- _WHAT IS REQUIRED_: Exact reproduction of the data is required, with images excluded.

--- begin LISTED ENTRIES ---

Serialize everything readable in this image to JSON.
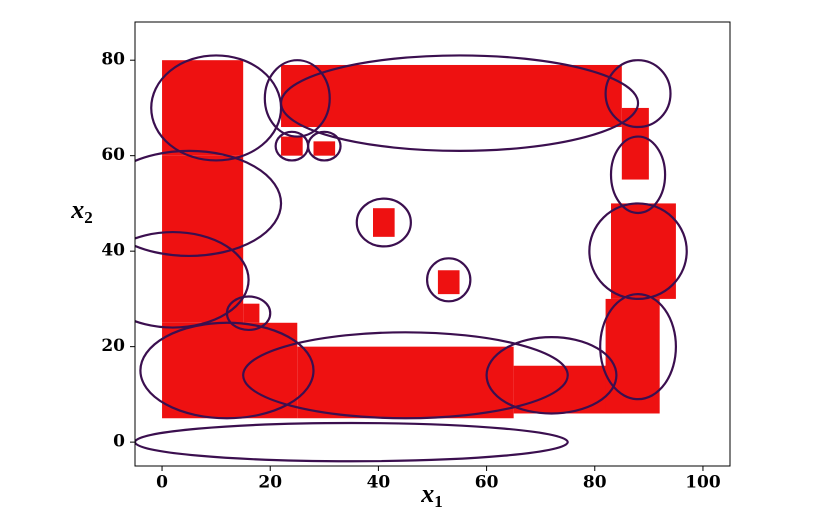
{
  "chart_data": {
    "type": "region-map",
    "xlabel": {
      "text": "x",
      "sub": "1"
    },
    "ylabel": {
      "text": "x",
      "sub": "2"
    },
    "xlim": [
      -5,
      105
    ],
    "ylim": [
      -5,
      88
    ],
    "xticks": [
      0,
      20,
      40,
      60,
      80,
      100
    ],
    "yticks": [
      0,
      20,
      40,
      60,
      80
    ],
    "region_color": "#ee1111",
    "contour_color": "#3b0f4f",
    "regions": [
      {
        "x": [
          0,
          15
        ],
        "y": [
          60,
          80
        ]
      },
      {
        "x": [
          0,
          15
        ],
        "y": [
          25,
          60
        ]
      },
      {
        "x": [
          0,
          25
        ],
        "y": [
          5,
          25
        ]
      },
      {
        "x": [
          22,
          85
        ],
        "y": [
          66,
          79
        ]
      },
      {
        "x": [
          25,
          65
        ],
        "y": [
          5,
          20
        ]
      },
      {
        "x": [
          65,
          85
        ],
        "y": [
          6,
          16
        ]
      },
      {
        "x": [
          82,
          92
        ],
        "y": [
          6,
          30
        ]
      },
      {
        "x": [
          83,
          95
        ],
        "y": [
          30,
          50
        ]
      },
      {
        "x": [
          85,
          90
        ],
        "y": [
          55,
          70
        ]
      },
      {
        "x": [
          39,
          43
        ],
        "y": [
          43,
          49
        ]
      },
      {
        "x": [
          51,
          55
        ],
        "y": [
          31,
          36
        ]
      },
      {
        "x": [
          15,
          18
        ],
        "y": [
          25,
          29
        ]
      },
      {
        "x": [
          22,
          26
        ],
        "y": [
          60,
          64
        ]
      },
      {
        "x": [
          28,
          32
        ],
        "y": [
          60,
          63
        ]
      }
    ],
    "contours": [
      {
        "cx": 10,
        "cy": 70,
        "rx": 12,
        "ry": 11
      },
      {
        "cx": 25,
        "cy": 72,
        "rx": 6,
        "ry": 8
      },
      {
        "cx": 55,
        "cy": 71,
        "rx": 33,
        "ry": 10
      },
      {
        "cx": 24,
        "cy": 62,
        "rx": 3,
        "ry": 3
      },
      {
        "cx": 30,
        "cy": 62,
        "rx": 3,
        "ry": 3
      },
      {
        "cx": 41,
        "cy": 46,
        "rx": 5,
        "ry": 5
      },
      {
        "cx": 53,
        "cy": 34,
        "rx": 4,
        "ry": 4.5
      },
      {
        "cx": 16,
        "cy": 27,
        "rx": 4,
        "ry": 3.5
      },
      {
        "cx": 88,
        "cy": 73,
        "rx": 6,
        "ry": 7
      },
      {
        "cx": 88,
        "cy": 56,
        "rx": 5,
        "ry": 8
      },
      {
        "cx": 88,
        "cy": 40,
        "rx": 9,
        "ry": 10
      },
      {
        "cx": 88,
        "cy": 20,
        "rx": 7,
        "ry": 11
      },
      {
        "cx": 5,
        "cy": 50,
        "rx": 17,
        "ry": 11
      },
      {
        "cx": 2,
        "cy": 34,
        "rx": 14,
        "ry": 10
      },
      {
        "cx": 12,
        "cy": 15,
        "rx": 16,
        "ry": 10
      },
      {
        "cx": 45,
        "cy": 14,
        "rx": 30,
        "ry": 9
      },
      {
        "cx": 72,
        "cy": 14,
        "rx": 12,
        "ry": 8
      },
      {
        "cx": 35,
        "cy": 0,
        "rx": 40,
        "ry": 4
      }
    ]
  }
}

--- end LISTED ENTRIES ---

- _EXPECTED ANSWER_:
Serialize everything readable in this image to JSON.
{
  "chart_data": {
    "type": "region-map",
    "xlabel": {
      "text": "x",
      "sub": "1"
    },
    "ylabel": {
      "text": "x",
      "sub": "2"
    },
    "xlim": [
      -5,
      105
    ],
    "ylim": [
      -5,
      88
    ],
    "xticks": [
      0,
      20,
      40,
      60,
      80,
      100
    ],
    "yticks": [
      0,
      20,
      40,
      60,
      80
    ],
    "region_color": "#ee1111",
    "contour_color": "#3b0f4f",
    "regions": [
      {
        "x": [
          0,
          15
        ],
        "y": [
          60,
          80
        ]
      },
      {
        "x": [
          0,
          15
        ],
        "y": [
          25,
          60
        ]
      },
      {
        "x": [
          0,
          25
        ],
        "y": [
          5,
          25
        ]
      },
      {
        "x": [
          22,
          85
        ],
        "y": [
          66,
          79
        ]
      },
      {
        "x": [
          25,
          65
        ],
        "y": [
          5,
          20
        ]
      },
      {
        "x": [
          65,
          85
        ],
        "y": [
          6,
          16
        ]
      },
      {
        "x": [
          82,
          92
        ],
        "y": [
          6,
          30
        ]
      },
      {
        "x": [
          83,
          95
        ],
        "y": [
          30,
          50
        ]
      },
      {
        "x": [
          85,
          90
        ],
        "y": [
          55,
          70
        ]
      },
      {
        "x": [
          39,
          43
        ],
        "y": [
          43,
          49
        ]
      },
      {
        "x": [
          51,
          55
        ],
        "y": [
          31,
          36
        ]
      },
      {
        "x": [
          15,
          18
        ],
        "y": [
          25,
          29
        ]
      },
      {
        "x": [
          22,
          26
        ],
        "y": [
          60,
          64
        ]
      },
      {
        "x": [
          28,
          32
        ],
        "y": [
          60,
          63
        ]
      }
    ],
    "contours": [
      {
        "cx": 10,
        "cy": 70,
        "rx": 12,
        "ry": 11
      },
      {
        "cx": 25,
        "cy": 72,
        "rx": 6,
        "ry": 8
      },
      {
        "cx": 55,
        "cy": 71,
        "rx": 33,
        "ry": 10
      },
      {
        "cx": 24,
        "cy": 62,
        "rx": 3,
        "ry": 3
      },
      {
        "cx": 30,
        "cy": 62,
        "rx": 3,
        "ry": 3
      },
      {
        "cx": 41,
        "cy": 46,
        "rx": 5,
        "ry": 5
      },
      {
        "cx": 53,
        "cy": 34,
        "rx": 4,
        "ry": 4.5
      },
      {
        "cx": 16,
        "cy": 27,
        "rx": 4,
        "ry": 3.5
      },
      {
        "cx": 88,
        "cy": 73,
        "rx": 6,
        "ry": 7
      },
      {
        "cx": 88,
        "cy": 56,
        "rx": 5,
        "ry": 8
      },
      {
        "cx": 88,
        "cy": 40,
        "rx": 9,
        "ry": 10
      },
      {
        "cx": 88,
        "cy": 20,
        "rx": 7,
        "ry": 11
      },
      {
        "cx": 5,
        "cy": 50,
        "rx": 17,
        "ry": 11
      },
      {
        "cx": 2,
        "cy": 34,
        "rx": 14,
        "ry": 10
      },
      {
        "cx": 12,
        "cy": 15,
        "rx": 16,
        "ry": 10
      },
      {
        "cx": 45,
        "cy": 14,
        "rx": 30,
        "ry": 9
      },
      {
        "cx": 72,
        "cy": 14,
        "rx": 12,
        "ry": 8
      },
      {
        "cx": 35,
        "cy": 0,
        "rx": 40,
        "ry": 4
      }
    ]
  }
}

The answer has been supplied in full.